=== DOCUMENT TEXT ===

With hip-hop visionaries Travi$ Scott and Matthew “Boi-1da” Samuels in her corner as mentors (her “WondaGurl” moniker is a female twist on Boi-1da), Oshunrinde has apprenticed on the front lines, providing beats for rap elitists like Drake (“Used To” and “Company” on If You’re Reading This, It’s Too Late), Travi$ Scott (“Antidote”), the late Pop Smoke (two songs on Shoot For The Stars Aim For The Moon), Quavo, Lil Yachty, Killy, and Big Sean. Most recently, she was responsible for half the tracks on Don Toliver’s Heaven or Hell, including the three-million-selling single  “No Idea.”

There’s also been some pop spillover, most notably as a co-writer and co-producer of Rihanna’s “Bitch Better Have My Money,” Mariah Carey’s “Caution,” and a remix of Maroon5’s “Girl Like You.”

It’s this enviable track record that drew Sony/ATV to WondaGurl, signing a global  co-publishing deal through Travi$ Scott’s Cactus Jack publishing, and allowing her to establish her own label imprint, WondaChild, to which she’s signed Toronto rapper Jugger.

“Still, to this day, I’ll learn about a placement literally the day it comes out”

WondaGurl, who prefers FL Studio software when composing her beats, probably figures the prestige would have earned her some breaks when dealing with the music business. But apparently, that’s not the case. “Still, to this day, I’ll learn about a placement literally the day it comes out, you know?” she laughs. “It really happens.”

=== DATA TO EXAMINE ===

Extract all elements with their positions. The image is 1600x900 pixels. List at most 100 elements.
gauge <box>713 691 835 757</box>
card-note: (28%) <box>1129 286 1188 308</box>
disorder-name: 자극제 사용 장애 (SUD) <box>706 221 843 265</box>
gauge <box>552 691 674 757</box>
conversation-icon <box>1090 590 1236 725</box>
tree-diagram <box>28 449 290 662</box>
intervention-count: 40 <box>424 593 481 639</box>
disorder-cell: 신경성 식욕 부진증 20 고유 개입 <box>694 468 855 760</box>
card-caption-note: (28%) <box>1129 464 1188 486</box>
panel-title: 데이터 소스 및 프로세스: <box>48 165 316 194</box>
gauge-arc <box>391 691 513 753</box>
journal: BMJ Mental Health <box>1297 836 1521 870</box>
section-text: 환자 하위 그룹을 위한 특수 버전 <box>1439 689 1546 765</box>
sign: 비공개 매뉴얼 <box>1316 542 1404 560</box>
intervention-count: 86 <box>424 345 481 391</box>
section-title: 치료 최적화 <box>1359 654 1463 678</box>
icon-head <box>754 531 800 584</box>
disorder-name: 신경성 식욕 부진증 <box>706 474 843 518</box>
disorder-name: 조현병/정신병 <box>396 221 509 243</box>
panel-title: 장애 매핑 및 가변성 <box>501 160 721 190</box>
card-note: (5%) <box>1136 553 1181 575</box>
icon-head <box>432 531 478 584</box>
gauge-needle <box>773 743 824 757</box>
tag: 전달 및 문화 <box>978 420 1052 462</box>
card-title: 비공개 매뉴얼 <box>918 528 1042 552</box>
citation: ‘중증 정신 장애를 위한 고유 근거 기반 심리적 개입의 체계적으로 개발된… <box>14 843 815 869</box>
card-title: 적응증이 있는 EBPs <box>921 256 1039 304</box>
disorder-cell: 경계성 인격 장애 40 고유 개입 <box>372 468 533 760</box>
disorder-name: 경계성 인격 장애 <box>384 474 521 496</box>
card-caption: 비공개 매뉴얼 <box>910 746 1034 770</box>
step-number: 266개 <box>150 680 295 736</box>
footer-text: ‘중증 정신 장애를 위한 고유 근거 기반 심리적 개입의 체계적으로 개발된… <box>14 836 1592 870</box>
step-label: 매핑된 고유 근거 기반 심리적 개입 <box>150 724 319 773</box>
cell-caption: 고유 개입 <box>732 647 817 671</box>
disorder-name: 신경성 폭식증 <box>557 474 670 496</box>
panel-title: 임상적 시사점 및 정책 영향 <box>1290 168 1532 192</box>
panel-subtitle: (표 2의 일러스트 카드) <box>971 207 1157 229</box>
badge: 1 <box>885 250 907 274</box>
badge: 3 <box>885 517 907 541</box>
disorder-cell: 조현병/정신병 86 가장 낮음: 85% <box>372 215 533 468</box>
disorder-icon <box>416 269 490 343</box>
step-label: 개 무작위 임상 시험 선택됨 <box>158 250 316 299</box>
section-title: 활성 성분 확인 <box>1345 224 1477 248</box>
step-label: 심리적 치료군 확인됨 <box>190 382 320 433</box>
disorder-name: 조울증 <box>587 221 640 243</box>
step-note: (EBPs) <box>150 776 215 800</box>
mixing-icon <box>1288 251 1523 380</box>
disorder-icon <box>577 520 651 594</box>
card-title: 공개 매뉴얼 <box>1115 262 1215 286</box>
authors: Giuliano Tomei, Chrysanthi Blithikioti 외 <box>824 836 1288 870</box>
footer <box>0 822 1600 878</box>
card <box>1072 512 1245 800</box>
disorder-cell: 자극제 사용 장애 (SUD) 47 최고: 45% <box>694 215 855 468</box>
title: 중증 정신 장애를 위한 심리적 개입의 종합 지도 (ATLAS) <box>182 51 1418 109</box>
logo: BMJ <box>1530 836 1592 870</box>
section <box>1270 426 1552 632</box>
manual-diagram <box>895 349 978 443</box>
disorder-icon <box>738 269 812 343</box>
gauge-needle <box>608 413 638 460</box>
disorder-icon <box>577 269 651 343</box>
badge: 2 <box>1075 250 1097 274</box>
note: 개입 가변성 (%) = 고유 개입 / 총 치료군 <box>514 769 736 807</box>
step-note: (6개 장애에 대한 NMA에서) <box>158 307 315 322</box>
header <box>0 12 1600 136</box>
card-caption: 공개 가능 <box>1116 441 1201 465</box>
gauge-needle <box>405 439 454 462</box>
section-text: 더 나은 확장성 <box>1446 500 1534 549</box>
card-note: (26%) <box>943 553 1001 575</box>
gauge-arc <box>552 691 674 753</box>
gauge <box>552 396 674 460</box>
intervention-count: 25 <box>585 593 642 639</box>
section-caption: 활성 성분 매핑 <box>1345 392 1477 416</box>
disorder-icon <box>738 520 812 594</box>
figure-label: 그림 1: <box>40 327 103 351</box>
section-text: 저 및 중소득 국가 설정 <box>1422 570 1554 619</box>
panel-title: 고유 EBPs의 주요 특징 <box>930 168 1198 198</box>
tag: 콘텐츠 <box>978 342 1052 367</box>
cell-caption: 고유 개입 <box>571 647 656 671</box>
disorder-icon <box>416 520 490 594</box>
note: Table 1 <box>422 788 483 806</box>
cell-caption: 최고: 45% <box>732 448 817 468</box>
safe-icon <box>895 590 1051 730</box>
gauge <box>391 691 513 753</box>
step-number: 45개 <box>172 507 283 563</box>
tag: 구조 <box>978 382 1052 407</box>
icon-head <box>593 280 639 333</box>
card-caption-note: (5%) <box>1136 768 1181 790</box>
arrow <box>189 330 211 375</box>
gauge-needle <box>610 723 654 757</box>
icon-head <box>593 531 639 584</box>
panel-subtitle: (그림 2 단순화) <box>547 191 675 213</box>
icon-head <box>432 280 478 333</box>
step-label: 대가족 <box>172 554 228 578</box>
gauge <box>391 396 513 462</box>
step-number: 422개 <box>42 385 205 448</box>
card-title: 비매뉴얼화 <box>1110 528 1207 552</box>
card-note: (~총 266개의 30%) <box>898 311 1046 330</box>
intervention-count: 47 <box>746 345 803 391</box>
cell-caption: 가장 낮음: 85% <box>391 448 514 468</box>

===

• _COMPLETE THE FOLLOWING_:
**A)** In the WondaGurl text, list the artists named as the "rap elitists" for whom Oshunrinde provided beats.
**B)** Reproduce the part of the WondaGurl text between "It’s this enviable" and "Toronto rapper Jugger.", inclusive.
**C)** According to the WondaGurl text, which software does she prefer when composing her beats?

• _SOLUTION LIST_:
**A)**
Drake
Travi$ Scott
Pop Smoke
Quavo
Lil Yachty
Killy
Big Sean

**B)**
It’s this enviable track record that drew Sony/ATV to WondaGurl, signing a global  co-publishing deal through Travi$ Scott’s Cactus Jack publishing, and allowing her to establish her own label imprint, WondaChild, to which she’s signed Toronto rapper Jugger.

**C)** FL Studio